[Stored entries]
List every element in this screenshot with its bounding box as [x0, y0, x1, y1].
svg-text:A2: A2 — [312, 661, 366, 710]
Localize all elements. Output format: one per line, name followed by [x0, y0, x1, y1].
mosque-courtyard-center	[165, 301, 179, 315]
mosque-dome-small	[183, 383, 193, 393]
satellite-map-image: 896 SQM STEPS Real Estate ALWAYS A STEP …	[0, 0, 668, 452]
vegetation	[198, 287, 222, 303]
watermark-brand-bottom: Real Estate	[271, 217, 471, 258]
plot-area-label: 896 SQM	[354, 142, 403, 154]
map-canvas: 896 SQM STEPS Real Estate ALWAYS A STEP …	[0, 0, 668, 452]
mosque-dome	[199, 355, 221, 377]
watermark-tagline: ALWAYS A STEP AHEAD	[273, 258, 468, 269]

* [Challenge] Convert every line of the material above into a JSON list of strings with one string per line, leaving out any blank lines.

* [Solution to the exercise]
[
  "List every element in this screenshot with its bounding box as [x0, y0, x1, y1].",
  "svg-text:A2: A2 — [312, 661, 366, 710]",
  "Localize all elements. Output format: one per line, name followed by [x0, y0, x1, y1].",
  "mosque-courtyard-center\t[165, 301, 179, 315]",
  "mosque-dome-small\t[183, 383, 193, 393]",
  "satellite-map-image: 896 SQM STEPS Real Estate ALWAYS A STEP …\t[0, 0, 668, 452]",
  "vegetation\t[198, 287, 222, 303]",
  "watermark-brand-bottom: Real Estate\t[271, 217, 471, 258]",
  "plot-area-label: 896 SQM\t[354, 142, 403, 154]",
  "map-canvas: 896 SQM STEPS Real Estate ALWAYS A STEP …\t[0, 0, 668, 452]",
  "mosque-dome\t[199, 355, 221, 377]",
  "watermark-tagline: ALWAYS A STEP AHEAD\t[273, 258, 468, 269]"
]